* [Provided material]:
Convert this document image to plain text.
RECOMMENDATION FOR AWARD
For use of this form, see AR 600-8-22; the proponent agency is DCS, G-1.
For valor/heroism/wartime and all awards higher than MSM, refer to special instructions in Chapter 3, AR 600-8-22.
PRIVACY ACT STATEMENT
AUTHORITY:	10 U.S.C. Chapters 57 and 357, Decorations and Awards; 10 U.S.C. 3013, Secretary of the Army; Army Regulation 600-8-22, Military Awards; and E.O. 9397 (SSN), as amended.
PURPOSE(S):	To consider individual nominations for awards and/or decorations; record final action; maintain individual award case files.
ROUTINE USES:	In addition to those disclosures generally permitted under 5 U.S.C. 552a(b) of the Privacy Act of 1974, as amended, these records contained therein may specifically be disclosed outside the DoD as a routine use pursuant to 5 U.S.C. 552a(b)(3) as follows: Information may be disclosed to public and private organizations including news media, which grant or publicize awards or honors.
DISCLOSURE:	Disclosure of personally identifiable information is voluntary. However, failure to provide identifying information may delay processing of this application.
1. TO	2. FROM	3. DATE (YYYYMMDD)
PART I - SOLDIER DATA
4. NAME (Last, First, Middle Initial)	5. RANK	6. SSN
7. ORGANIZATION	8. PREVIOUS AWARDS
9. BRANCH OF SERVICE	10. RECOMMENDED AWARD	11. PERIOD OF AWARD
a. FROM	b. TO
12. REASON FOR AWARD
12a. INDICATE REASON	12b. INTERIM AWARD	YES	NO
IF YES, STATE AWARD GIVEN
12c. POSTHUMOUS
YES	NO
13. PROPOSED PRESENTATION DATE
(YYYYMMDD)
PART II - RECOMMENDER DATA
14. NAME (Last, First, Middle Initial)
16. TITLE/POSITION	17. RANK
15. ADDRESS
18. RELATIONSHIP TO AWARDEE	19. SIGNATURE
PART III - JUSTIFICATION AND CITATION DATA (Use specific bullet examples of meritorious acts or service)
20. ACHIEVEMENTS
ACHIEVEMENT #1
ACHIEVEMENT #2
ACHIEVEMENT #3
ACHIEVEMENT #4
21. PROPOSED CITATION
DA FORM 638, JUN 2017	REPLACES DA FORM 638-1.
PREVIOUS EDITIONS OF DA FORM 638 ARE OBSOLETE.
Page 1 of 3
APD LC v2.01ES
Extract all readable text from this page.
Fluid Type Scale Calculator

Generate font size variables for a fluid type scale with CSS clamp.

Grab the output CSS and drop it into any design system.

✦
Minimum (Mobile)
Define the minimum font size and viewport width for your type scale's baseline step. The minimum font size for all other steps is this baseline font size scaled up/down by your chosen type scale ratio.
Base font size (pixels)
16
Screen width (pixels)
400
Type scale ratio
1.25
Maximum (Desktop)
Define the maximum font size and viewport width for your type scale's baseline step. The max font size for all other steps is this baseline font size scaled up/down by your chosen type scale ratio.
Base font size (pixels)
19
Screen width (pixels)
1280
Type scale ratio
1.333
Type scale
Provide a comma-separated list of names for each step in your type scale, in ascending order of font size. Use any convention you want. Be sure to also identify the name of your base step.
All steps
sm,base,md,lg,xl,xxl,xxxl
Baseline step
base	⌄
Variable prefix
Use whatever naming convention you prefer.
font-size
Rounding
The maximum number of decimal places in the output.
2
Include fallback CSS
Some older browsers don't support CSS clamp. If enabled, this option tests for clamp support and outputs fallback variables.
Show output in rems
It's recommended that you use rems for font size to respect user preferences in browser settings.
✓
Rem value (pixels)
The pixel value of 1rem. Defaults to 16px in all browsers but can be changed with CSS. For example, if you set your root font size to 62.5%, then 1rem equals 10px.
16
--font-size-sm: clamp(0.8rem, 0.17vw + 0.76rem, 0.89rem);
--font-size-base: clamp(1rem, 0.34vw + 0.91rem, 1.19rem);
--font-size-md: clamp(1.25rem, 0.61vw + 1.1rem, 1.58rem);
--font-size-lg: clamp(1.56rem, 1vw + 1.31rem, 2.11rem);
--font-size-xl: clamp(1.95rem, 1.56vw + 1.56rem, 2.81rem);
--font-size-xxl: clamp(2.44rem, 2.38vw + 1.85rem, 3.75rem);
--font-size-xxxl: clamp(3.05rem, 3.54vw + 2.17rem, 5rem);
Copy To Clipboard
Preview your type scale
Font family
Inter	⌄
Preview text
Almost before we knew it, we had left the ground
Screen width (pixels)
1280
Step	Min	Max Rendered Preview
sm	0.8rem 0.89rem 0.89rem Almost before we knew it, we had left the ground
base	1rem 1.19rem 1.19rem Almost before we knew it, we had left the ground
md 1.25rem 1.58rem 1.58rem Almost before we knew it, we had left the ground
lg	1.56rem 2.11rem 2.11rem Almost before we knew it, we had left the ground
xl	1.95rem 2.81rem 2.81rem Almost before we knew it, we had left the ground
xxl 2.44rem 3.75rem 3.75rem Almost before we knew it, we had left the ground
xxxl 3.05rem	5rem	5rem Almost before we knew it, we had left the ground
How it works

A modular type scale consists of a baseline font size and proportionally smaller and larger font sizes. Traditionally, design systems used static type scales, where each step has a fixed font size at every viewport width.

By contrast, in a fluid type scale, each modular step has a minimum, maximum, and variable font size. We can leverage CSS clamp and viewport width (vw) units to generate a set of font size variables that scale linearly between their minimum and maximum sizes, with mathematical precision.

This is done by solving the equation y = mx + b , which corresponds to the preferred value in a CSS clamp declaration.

* [Job]:
Copy out all lines that carry the word "viewport".

* [Correct output]:
Define the minimum font size and viewport width for your type scale's baseline step. The minimum font size for all other steps is this baseline font size scaled up/down by your chosen type scale ratio.
Define the maximum font size and viewport width for your type scale's baseline step. The max font size for all other steps is this baseline font size scaled up/down by your chosen type scale ratio.
A modular type scale consists of a baseline font size and proportionally smaller and larger font sizes. Traditionally, design systems used static type scales, where each step has a fixed font size at every viewport width.
By contrast, in a fluid type scale, each modular step has a minimum, maximum, and variable font size. We can leverage CSS clamp and viewport width (vw) units to generate a set of font size variables that scale linearly between their minimum and maximum sizes, with mathematical precision.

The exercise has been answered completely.